Restate the listing that follows word for word, without its pictures.

┌─ Records shown

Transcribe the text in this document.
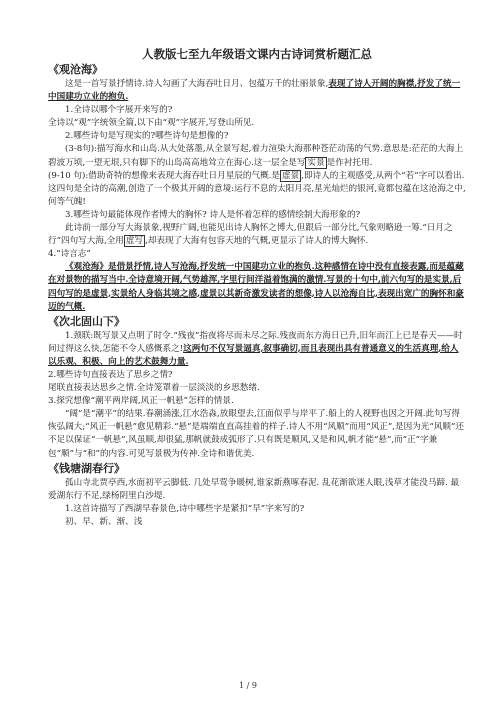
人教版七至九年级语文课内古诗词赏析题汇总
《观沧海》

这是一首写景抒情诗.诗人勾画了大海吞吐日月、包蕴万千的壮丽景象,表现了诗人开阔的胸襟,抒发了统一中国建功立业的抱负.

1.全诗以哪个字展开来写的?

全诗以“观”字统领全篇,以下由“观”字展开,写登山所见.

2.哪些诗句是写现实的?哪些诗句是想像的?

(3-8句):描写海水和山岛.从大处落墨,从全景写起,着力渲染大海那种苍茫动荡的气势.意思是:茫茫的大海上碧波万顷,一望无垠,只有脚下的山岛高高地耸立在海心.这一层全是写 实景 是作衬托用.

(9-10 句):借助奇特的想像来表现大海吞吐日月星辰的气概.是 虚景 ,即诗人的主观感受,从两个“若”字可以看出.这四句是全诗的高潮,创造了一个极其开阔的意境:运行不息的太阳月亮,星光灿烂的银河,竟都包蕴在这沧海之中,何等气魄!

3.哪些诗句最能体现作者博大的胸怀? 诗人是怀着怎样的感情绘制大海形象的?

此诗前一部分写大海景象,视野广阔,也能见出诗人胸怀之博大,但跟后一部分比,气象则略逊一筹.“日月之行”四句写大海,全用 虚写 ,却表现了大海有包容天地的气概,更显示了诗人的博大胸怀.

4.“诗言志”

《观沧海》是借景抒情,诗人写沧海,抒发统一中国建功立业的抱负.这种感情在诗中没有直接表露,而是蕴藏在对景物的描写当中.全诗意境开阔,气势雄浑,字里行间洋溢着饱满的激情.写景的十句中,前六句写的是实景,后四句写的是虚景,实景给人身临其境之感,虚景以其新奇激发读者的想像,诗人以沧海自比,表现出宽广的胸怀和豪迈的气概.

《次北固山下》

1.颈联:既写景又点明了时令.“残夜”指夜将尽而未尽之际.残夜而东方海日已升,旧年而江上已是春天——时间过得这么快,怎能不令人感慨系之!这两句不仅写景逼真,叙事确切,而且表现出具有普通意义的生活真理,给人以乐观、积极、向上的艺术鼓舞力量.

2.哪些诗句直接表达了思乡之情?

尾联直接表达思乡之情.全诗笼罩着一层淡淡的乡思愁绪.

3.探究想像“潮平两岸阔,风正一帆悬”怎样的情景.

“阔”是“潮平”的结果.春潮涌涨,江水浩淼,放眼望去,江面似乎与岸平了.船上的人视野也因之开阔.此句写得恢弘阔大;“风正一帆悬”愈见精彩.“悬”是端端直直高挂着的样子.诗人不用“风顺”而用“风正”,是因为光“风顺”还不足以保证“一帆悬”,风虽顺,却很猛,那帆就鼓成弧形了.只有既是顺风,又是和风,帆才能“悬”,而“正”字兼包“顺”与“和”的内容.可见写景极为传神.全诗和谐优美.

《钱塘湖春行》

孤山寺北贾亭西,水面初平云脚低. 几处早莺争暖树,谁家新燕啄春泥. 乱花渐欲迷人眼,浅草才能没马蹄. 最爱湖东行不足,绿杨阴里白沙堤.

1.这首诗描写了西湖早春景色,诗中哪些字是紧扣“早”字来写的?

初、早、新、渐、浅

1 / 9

└─

Worked solution —
Transcribe the text in this document.
人教版七至九年级语文课内古诗词赏析题汇总
《观沧海》

这是一首写景抒情诗.诗人勾画了大海吞吐日月、包蕴万千的壮丽景象,表现了诗人开阔的胸襟,抒发了统一中国建功立业的抱负.

1.全诗以哪个字展开来写的?

全诗以“观”字统领全篇,以下由“观”字展开,写登山所见.

2.哪些诗句是写现实的?哪些诗句是想像的?

(3-8句):描写海水和山岛.从大处落墨,从全景写起,着力渲染大海那种苍茫动荡的气势.意思是:茫茫的大海上碧波万顷,一望无垠,只有脚下的山岛高高地耸立在海心.这一层全是写 实景 是作衬托用.

(9-10 句):借助奇特的想像来表现大海吞吐日月星辰的气概.是 虚景 ,即诗人的主观感受,从两个“若”字可以看出.这四句是全诗的高潮,创造了一个极其开阔的意境:运行不息的太阳月亮,星光灿烂的银河,竟都包蕴在这沧海之中,何等气魄!

3.哪些诗句最能体现作者博大的胸怀? 诗人是怀着怎样的感情绘制大海形象的?

此诗前一部分写大海景象,视野广阔,也能见出诗人胸怀之博大,但跟后一部分比,气象则略逊一筹.“日月之行”四句写大海,全用 虚写 ,却表现了大海有包容天地的气概,更显示了诗人的博大胸怀.

4.“诗言志”

《观沧海》是借景抒情,诗人写沧海,抒发统一中国建功立业的抱负.这种感情在诗中没有直接表露,而是蕴藏在对景物的描写当中.全诗意境开阔,气势雄浑,字里行间洋溢着饱满的激情.写景的十句中,前六句写的是实景,后四句写的是虚景,实景给人身临其境之感,虚景以其新奇激发读者的想像,诗人以沧海自比,表现出宽广的胸怀和豪迈的气概.

《次北固山下》

1.颈联:既写景又点明了时令.“残夜”指夜将尽而未尽之际.残夜而东方海日已升,旧年而江上已是春天——时间过得这么快,怎能不令人感慨系之!这两句不仅写景逼真,叙事确切,而且表现出具有普通意义的生活真理,给人以乐观、积极、向上的艺术鼓舞力量.

2.哪些诗句直接表达了思乡之情?

尾联直接表达思乡之情.全诗笼罩着一层淡淡的乡思愁绪.

3.探究想像“潮平两岸阔,风正一帆悬”怎样的情景.

“阔”是“潮平”的结果.春潮涌涨,江水浩淼,放眼望去,江面似乎与岸平了.船上的人视野也因之开阔.此句写得恢弘阔大;“风正一帆悬”愈见精彩.“悬”是端端直直高挂着的样子.诗人不用“风顺”而用“风正”,是因为光“风顺”还不足以保证“一帆悬”,风虽顺,却很猛,那帆就鼓成弧形了.只有既是顺风,又是和风,帆才能“悬”,而“正”字兼包“顺”与“和”的内容.可见写景极为传神.全诗和谐优美.

《钱塘湖春行》

孤山寺北贾亭西,水面初平云脚低. 几处早莺争暖树,谁家新燕啄春泥. 乱花渐欲迷人眼,浅草才能没马蹄. 最爱湖东行不足,绿杨阴里白沙堤.

1.这首诗描写了西湖早春景色,诗中哪些字是紧扣“早”字来写的?

初、早、新、渐、浅

1 / 9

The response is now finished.